**Task objective:** Write the data below out exactly as it stands. Do not include the pictures.

**Dataset records:**
= = =

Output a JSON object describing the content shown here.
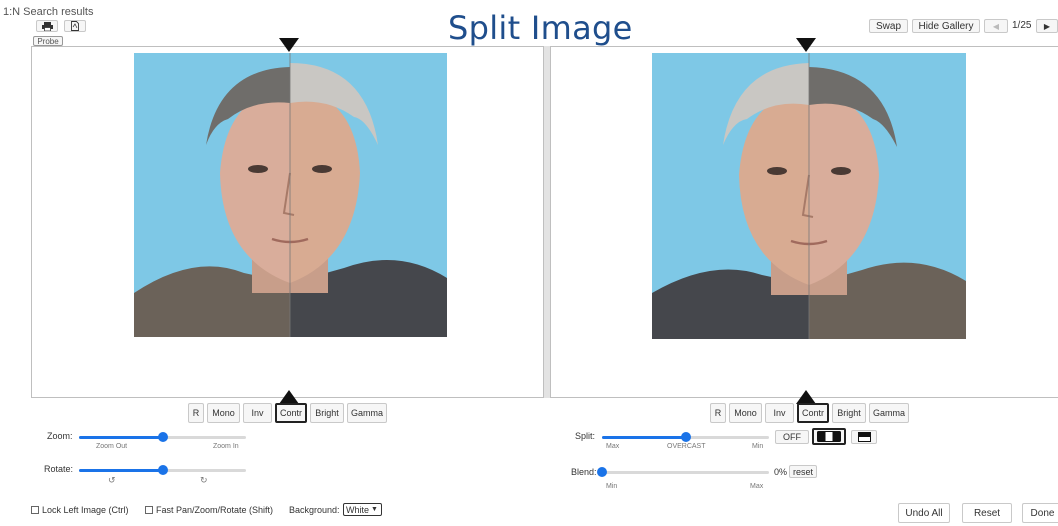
{
  "header": {
    "search_results_label": "1:N Search results",
    "print_icon": "printer-icon",
    "pdf_icon": "pdf-icon",
    "probe_tag": "Probe",
    "title": "Split Image",
    "swap_label": "Swap",
    "hide_gallery_label": "Hide Gallery",
    "page_indicator": "1/25"
  },
  "left_panel": {
    "tools": [
      "R",
      "Mono",
      "Inv",
      "Contr",
      "Bright",
      "Gamma"
    ],
    "active_tool": "Contr",
    "zoom": {
      "label": "Zoom:",
      "min_label": "Zoom Out",
      "max_label": "Zoom In",
      "value": 0.5
    },
    "rotate": {
      "label": "Rotate:",
      "value": 0.5
    }
  },
  "right_panel": {
    "tools": [
      "R",
      "Mono",
      "Inv",
      "Contr",
      "Bright",
      "Gamma"
    ],
    "active_tool": "Contr",
    "split": {
      "label": "Split:",
      "min_label": "Max",
      "mid_label": "OVERCAST",
      "max_label": "Min",
      "value": 0.5
    },
    "split_modes": {
      "off_label": "OFF",
      "vertical_icon": "split-vertical-icon",
      "horizontal_icon": "split-horizontal-icon"
    },
    "blend": {
      "label": "Blend:",
      "min_label": "Min",
      "max_label": "Max",
      "percent": "0%",
      "reset_label": "reset",
      "value": 0
    }
  },
  "footer": {
    "lock_left_label": "Lock Left Image (Ctrl)",
    "fast_pan_label": "Fast Pan/Zoom/Rotate (Shift)",
    "background_label": "Background:",
    "background_value": "White",
    "undo_all_label": "Undo All",
    "reset_label": "Reset",
    "done_label": "Done"
  },
  "colors": {
    "accent": "#1a73e8",
    "title": "#1f4e8c",
    "photo_bg": "#7ec8e6"
  }
}
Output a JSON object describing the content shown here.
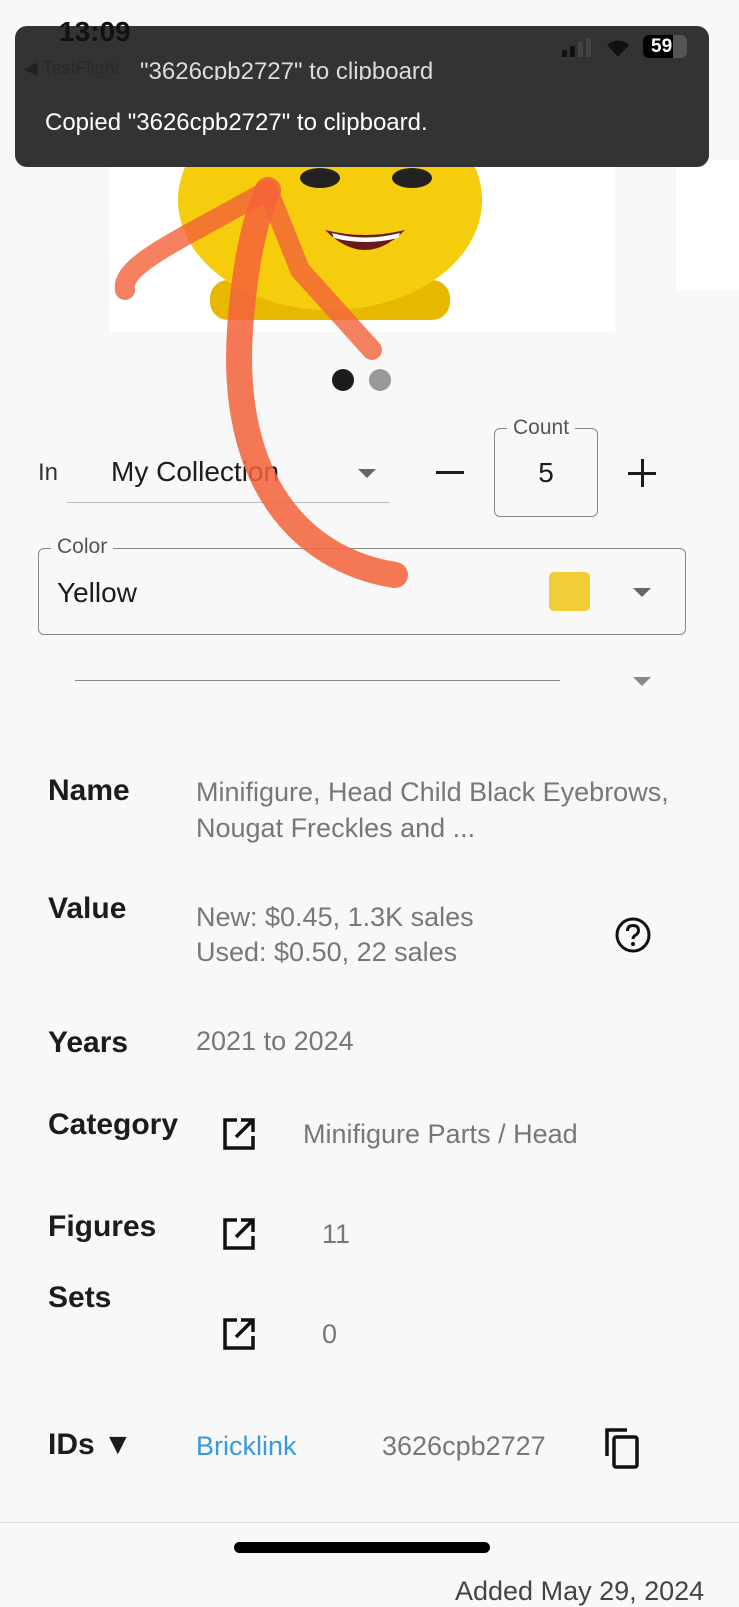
{
  "status_bar": {
    "time": "13:09",
    "back_label": "TestFlight",
    "battery": "59"
  },
  "toast": {
    "message": "Copied \"3626cpb2727\" to clipboard.",
    "ghost": "\"3626cpb2727\" to clipboard"
  },
  "carousel": {
    "pages": 2,
    "active": 0
  },
  "collection": {
    "prefix": "In",
    "selected": "My Collection",
    "count_label": "Count",
    "count": "5"
  },
  "color": {
    "label": "Color",
    "selected": "Yellow",
    "swatch": "#F2CD37"
  },
  "details": {
    "name": {
      "label": "Name",
      "value": "Minifigure, Head Child Black Eyebrows, Nougat Freckles and ..."
    },
    "value": {
      "label": "Value",
      "new": "New: $0.45, 1.3K sales",
      "used": "Used: $0.50, 22 sales"
    },
    "years": {
      "label": "Years",
      "value": "2021 to 2024"
    },
    "category": {
      "label": "Category",
      "value": "Minifigure Parts / Head"
    },
    "figures": {
      "label": "Figures",
      "value": "11"
    },
    "sets": {
      "label": "Sets",
      "value": "0"
    },
    "ids": {
      "label": "IDs ▼",
      "source": "Bricklink",
      "id": "3626cpb2727"
    }
  },
  "footer": {
    "added": "Added May 29, 2024"
  },
  "colors": {
    "link": "#3A99D8",
    "toast_bg": "#333333",
    "annotation": "#F4623A"
  }
}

= = =

**Solution to the problem:**
Output a JSON object describing the content shown here.
{
  "header": {
    "search_results_label": "1:N Search results",
    "print_icon": "printer-icon",
    "pdf_icon": "pdf-icon",
    "probe_tag": "Probe",
    "title": "Split Image",
    "swap_label": "Swap",
    "hide_gallery_label": "Hide Gallery",
    "page_indicator": "1/25"
  },
  "left_panel": {
    "tools": [
      "R",
      "Mono",
      "Inv",
      "Contr",
      "Bright",
      "Gamma"
    ],
    "active_tool": "Contr",
    "zoom": {
      "label": "Zoom:",
      "min_label": "Zoom Out",
      "max_label": "Zoom In",
      "value": 0.5
    },
    "rotate": {
      "label": "Rotate:",
      "value": 0.5
    }
  },
  "right_panel": {
    "tools": [
      "R",
      "Mono",
      "Inv",
      "Contr",
      "Bright",
      "Gamma"
    ],
    "active_tool": "Contr",
    "split": {
      "label": "Split:",
      "min_label": "Max",
      "mid_label": "OVERCAST",
      "max_label": "Min",
      "value": 0.5
    },
    "split_modes": {
      "off_label": "OFF",
      "vertical_icon": "split-vertical-icon",
      "horizontal_icon": "split-horizontal-icon"
    },
    "blend": {
      "label": "Blend:",
      "min_label": "Min",
      "max_label": "Max",
      "percent": "0%",
      "reset_label": "reset",
      "value": 0
    }
  },
  "footer": {
    "lock_left_label": "Lock Left Image (Ctrl)",
    "fast_pan_label": "Fast Pan/Zoom/Rotate (Shift)",
    "background_label": "Background:",
    "background_value": "White",
    "undo_all_label": "Undo All",
    "reset_label": "Reset",
    "done_label": "Done"
  },
  "colors": {
    "accent": "#1a73e8",
    "title": "#1f4e8c",
    "photo_bg": "#7ec8e6"
  }
}
Output a JSON object describing the content shown here.
{
  "status_bar": {
    "time": "13:09",
    "back_label": "TestFlight",
    "battery": "59"
  },
  "toast": {
    "message": "Copied \"3626cpb2727\" to clipboard.",
    "ghost": "\"3626cpb2727\" to clipboard"
  },
  "carousel": {
    "pages": 2,
    "active": 0
  },
  "collection": {
    "prefix": "In",
    "selected": "My Collection",
    "count_label": "Count",
    "count": "5"
  },
  "color": {
    "label": "Color",
    "selected": "Yellow",
    "swatch": "#F2CD37"
  },
  "details": {
    "name": {
      "label": "Name",
      "value": "Minifigure, Head Child Black Eyebrows, Nougat Freckles and ..."
    },
    "value": {
      "label": "Value",
      "new": "New: $0.45, 1.3K sales",
      "used": "Used: $0.50, 22 sales"
    },
    "years": {
      "label": "Years",
      "value": "2021 to 2024"
    },
    "category": {
      "label": "Category",
      "value": "Minifigure Parts / Head"
    },
    "figures": {
      "label": "Figures",
      "value": "11"
    },
    "sets": {
      "label": "Sets",
      "value": "0"
    },
    "ids": {
      "label": "IDs ▼",
      "source": "Bricklink",
      "id": "3626cpb2727"
    }
  },
  "footer": {
    "added": "Added May 29, 2024"
  },
  "colors": {
    "link": "#3A99D8",
    "toast_bg": "#333333",
    "annotation": "#F4623A"
  }
}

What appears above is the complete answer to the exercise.